[Dataset rows about figures]

***

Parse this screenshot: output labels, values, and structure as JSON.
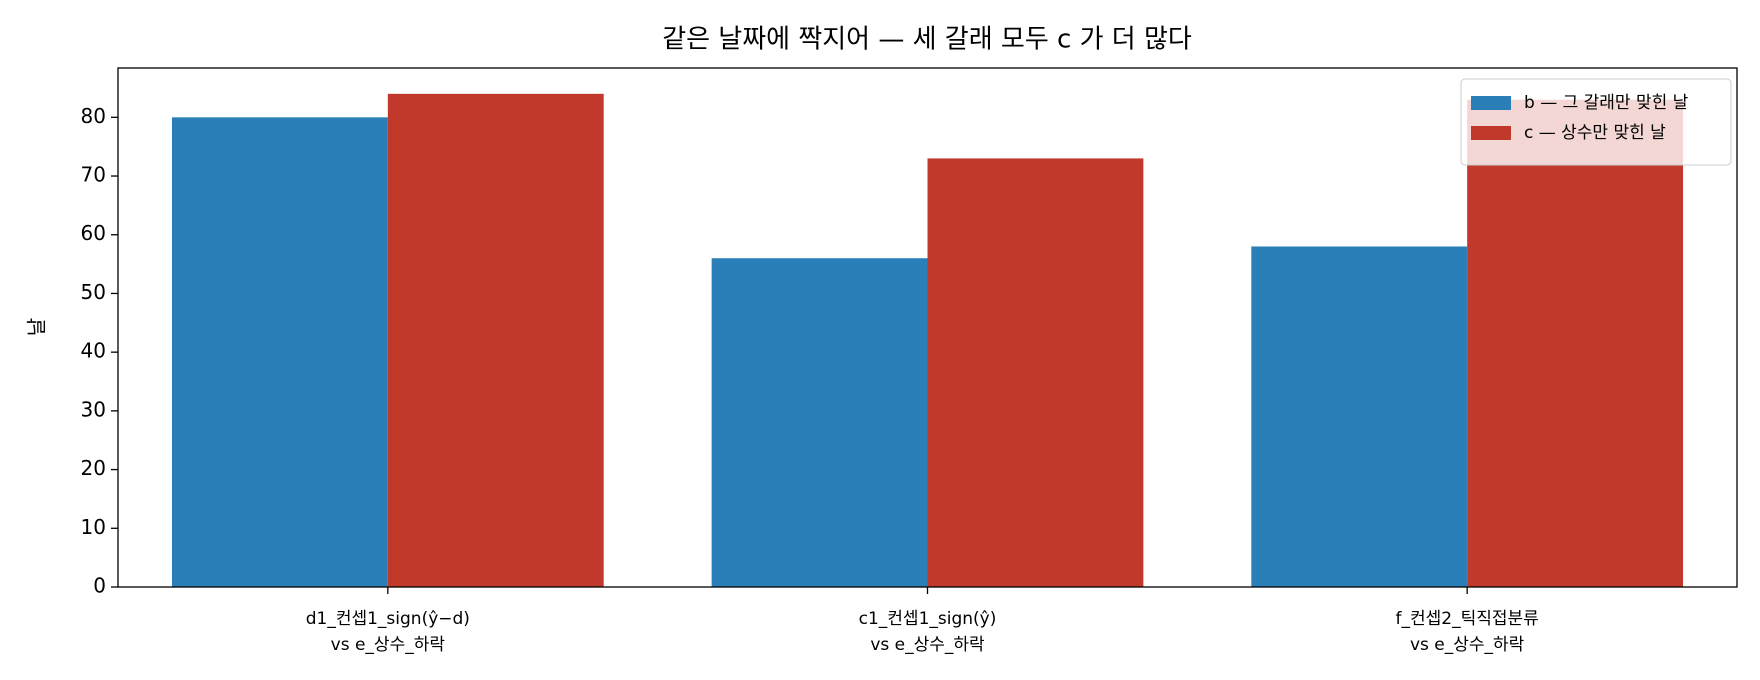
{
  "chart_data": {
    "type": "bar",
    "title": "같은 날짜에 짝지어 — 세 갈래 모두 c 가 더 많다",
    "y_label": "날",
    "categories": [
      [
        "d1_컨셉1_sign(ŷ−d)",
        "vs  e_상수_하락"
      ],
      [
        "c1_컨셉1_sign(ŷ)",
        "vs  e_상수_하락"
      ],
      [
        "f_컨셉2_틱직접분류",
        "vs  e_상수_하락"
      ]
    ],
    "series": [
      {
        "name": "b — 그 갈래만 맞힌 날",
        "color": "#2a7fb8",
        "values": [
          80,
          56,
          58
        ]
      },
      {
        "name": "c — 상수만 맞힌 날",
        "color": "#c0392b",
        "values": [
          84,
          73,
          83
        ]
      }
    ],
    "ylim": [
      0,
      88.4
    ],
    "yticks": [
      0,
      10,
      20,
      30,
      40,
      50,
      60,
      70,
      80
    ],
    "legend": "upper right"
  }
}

***

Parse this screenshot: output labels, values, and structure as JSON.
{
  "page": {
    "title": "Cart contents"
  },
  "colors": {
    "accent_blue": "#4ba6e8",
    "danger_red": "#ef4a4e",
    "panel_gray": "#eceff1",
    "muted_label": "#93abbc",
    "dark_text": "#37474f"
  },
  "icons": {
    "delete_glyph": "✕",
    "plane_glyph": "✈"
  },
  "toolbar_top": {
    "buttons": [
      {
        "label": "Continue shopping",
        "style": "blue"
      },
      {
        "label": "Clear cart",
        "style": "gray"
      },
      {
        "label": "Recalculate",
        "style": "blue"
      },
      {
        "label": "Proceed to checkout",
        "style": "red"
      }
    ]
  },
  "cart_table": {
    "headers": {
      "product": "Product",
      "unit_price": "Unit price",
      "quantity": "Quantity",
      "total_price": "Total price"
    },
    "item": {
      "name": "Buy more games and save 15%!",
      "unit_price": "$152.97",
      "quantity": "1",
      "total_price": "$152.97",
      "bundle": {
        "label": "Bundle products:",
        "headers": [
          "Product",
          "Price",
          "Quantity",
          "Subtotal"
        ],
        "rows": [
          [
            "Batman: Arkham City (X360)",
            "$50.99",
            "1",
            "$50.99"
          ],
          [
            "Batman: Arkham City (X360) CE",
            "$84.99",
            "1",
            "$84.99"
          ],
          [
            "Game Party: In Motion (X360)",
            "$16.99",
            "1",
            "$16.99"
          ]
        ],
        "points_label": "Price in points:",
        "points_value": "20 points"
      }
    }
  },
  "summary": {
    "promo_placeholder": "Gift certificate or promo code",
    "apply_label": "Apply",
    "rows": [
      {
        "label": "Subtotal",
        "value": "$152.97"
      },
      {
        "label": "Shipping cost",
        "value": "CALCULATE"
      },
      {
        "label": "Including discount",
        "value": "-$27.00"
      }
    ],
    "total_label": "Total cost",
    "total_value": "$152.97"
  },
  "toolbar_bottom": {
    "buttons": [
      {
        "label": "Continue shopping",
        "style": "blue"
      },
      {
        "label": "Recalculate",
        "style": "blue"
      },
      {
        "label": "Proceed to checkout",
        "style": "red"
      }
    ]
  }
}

***

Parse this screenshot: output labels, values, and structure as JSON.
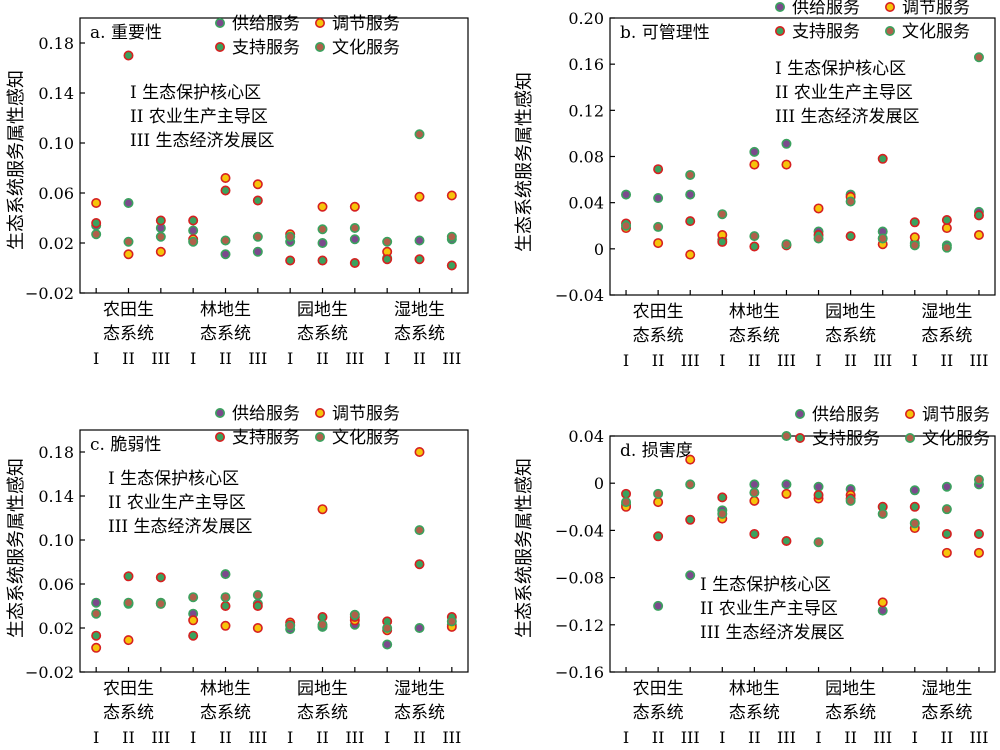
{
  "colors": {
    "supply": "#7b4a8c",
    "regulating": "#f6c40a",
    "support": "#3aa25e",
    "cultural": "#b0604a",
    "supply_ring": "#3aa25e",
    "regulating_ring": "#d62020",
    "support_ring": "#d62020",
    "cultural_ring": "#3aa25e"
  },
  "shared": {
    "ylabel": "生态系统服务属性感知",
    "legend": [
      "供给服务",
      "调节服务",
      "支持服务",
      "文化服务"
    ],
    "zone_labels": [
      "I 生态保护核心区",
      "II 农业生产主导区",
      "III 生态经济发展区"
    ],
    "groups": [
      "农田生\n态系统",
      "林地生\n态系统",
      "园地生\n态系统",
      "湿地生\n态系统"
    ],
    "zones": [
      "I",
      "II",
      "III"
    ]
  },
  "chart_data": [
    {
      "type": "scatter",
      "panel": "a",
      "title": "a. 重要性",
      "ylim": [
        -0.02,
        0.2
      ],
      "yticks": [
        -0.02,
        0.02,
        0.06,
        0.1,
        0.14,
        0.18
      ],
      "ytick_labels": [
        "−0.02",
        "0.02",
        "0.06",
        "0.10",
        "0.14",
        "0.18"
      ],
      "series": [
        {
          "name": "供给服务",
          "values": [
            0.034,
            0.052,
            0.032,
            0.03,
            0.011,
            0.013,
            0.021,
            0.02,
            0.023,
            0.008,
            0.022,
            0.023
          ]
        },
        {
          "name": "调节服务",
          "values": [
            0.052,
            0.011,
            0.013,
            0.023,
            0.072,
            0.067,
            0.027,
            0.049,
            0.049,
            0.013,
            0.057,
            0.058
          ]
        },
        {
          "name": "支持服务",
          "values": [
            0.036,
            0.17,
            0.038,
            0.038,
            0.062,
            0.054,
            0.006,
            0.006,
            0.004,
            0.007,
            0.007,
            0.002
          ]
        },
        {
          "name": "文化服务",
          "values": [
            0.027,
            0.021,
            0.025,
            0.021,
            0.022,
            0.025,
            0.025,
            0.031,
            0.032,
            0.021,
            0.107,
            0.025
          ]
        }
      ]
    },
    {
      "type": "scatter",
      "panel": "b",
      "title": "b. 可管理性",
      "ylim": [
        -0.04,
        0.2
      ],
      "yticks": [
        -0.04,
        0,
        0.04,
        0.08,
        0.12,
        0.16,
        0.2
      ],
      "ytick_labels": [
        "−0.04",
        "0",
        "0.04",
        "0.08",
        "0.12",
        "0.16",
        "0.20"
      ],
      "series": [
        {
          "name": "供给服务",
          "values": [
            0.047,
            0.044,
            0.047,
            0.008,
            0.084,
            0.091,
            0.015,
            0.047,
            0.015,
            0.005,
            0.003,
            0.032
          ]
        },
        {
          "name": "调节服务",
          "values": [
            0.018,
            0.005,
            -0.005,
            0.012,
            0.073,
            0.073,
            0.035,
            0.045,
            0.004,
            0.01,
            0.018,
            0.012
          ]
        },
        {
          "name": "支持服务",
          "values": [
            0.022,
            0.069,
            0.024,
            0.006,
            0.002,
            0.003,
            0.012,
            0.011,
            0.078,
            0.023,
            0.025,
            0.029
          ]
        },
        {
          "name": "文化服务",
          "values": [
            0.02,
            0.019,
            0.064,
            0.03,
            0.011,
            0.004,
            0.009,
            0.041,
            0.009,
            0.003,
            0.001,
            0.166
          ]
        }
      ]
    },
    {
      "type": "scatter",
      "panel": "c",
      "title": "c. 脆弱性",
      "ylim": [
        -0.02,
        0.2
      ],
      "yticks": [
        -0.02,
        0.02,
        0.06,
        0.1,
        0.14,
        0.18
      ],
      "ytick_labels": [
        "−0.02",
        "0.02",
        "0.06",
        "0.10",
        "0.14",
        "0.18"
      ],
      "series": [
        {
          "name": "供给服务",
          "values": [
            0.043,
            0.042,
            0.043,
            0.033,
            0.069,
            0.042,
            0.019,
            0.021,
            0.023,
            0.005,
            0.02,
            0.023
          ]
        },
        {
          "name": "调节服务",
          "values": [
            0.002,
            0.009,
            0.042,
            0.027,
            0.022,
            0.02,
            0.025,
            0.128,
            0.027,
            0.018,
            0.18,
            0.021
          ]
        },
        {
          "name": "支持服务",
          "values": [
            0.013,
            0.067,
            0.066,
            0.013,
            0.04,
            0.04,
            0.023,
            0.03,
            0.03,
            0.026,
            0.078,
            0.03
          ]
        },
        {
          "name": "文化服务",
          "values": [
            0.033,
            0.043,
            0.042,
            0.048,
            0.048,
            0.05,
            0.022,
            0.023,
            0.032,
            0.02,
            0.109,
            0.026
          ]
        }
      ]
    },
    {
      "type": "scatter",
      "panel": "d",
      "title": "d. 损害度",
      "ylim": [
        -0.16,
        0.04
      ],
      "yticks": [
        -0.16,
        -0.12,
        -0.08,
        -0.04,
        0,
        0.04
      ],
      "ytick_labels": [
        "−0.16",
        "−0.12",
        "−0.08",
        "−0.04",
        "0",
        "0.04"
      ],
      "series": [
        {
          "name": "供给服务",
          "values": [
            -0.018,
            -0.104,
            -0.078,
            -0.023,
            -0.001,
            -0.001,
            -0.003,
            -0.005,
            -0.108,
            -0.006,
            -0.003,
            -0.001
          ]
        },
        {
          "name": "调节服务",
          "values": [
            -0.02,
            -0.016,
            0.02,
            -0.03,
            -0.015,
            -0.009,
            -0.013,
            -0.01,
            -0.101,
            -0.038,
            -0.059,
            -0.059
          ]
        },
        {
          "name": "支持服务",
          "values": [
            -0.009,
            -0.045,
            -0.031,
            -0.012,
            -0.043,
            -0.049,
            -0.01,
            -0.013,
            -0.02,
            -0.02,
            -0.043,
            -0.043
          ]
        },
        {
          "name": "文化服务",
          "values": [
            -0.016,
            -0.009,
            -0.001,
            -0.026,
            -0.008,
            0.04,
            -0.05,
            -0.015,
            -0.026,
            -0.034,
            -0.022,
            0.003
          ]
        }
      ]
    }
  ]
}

***

Given request:
Go through the material and select each line with the string "cost" in it.

Output of the exercise:
        "label": "Shipping cost",
    "total_label": "Total cost",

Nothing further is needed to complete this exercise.